INSTRUCTIONS TO FOLLOW:
Take every line that has the string "SHANTY" and copy it out.
• • • •
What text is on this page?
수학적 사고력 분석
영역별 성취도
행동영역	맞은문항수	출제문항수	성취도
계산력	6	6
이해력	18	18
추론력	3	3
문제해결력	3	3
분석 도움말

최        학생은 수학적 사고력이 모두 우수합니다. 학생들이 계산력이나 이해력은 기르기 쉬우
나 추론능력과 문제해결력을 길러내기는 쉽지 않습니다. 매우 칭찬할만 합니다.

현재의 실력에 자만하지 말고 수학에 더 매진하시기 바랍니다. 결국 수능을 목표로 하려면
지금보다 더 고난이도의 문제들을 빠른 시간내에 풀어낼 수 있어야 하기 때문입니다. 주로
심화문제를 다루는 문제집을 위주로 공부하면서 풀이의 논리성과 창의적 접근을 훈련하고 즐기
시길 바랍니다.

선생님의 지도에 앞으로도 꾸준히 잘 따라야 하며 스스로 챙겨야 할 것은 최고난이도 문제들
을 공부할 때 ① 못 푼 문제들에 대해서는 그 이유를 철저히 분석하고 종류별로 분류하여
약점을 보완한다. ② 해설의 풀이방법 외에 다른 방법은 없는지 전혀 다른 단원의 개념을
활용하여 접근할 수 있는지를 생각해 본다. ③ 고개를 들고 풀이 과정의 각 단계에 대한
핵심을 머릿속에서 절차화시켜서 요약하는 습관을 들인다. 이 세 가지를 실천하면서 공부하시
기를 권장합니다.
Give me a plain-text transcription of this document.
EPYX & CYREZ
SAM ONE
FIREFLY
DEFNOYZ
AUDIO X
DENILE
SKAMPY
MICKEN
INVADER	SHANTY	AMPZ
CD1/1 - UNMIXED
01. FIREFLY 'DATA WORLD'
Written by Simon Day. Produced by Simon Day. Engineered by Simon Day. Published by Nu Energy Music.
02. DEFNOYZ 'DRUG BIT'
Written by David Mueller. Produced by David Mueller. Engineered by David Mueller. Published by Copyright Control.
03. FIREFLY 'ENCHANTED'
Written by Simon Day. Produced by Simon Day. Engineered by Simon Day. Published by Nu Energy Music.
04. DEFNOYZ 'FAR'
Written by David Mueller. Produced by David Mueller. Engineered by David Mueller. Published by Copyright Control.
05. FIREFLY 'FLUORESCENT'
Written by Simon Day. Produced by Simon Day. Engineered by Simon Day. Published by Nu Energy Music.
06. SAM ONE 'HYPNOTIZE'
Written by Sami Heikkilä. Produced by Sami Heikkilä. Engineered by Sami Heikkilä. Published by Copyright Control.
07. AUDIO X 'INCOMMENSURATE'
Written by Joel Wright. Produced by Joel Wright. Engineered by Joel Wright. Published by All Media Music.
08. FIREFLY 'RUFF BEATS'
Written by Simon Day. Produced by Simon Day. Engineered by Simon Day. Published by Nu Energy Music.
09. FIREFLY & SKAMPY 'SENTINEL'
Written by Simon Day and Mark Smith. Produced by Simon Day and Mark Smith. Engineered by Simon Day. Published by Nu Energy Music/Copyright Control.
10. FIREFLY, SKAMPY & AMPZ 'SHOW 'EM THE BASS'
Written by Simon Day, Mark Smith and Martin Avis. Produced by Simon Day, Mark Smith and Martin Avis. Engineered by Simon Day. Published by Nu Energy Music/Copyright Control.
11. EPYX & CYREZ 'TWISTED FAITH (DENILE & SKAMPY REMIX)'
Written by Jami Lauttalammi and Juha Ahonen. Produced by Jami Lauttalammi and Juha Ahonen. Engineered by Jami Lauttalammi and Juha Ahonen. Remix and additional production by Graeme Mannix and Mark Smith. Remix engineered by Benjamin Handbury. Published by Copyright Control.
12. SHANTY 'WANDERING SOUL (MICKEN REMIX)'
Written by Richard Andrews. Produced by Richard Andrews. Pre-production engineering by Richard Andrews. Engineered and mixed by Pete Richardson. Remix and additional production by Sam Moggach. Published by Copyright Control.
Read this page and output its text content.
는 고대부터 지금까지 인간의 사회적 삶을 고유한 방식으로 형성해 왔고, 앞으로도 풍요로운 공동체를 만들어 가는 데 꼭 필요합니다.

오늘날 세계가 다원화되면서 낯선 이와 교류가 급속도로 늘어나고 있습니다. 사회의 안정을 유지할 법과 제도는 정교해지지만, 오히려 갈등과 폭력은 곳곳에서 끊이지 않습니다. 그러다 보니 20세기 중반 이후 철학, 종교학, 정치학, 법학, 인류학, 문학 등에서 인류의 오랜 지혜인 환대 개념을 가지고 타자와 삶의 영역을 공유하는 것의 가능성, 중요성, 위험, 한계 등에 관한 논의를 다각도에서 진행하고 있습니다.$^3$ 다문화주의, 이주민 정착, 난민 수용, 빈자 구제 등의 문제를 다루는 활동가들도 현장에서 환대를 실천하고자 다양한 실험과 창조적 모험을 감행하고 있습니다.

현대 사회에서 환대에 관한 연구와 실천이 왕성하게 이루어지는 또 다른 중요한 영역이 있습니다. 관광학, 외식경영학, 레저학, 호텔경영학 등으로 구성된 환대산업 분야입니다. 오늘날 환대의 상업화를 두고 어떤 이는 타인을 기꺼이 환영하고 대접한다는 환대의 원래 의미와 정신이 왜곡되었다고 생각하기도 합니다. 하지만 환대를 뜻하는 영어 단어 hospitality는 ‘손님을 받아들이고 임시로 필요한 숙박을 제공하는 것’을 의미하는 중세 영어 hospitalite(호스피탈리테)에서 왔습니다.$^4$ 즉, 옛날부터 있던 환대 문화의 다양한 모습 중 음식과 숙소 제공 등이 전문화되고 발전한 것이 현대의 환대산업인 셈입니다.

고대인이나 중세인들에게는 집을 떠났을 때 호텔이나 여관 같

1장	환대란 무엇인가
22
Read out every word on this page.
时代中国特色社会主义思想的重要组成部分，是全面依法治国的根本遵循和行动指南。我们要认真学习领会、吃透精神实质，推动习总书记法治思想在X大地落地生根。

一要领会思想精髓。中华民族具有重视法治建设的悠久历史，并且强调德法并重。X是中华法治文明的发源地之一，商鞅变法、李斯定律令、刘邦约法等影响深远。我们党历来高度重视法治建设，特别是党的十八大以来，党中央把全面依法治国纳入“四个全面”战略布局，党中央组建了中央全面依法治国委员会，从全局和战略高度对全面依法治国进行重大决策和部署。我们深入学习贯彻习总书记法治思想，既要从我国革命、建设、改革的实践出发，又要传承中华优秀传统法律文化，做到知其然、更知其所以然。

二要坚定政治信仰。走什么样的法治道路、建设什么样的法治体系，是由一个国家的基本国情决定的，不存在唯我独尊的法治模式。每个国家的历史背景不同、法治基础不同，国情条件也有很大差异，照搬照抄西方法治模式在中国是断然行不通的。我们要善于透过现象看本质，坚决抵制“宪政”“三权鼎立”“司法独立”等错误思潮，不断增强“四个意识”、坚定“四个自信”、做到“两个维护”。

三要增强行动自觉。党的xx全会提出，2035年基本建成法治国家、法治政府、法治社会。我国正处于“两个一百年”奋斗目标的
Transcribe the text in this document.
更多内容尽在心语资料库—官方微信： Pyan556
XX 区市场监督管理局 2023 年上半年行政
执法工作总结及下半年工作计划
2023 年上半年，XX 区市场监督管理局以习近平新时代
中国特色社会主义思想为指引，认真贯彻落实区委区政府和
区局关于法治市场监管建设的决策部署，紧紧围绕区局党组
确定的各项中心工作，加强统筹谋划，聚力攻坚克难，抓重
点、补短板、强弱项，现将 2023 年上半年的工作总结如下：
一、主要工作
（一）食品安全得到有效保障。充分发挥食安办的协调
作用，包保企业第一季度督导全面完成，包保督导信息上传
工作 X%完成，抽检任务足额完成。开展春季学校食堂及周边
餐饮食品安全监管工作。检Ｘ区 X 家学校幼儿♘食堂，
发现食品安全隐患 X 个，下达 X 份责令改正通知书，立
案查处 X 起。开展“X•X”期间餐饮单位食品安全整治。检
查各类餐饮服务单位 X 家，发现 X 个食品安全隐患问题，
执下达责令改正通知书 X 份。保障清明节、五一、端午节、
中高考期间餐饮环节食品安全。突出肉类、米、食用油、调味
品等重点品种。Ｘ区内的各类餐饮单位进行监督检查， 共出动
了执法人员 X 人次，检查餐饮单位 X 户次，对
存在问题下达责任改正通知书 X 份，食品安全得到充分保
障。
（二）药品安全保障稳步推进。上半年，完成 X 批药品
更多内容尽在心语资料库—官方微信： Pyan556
• • • •
WRITTEN RESPONSE:
INVADER	SHANTY	AMPZ
12. SHANTY 'WANDERING SOUL (MICKEN REMIX)'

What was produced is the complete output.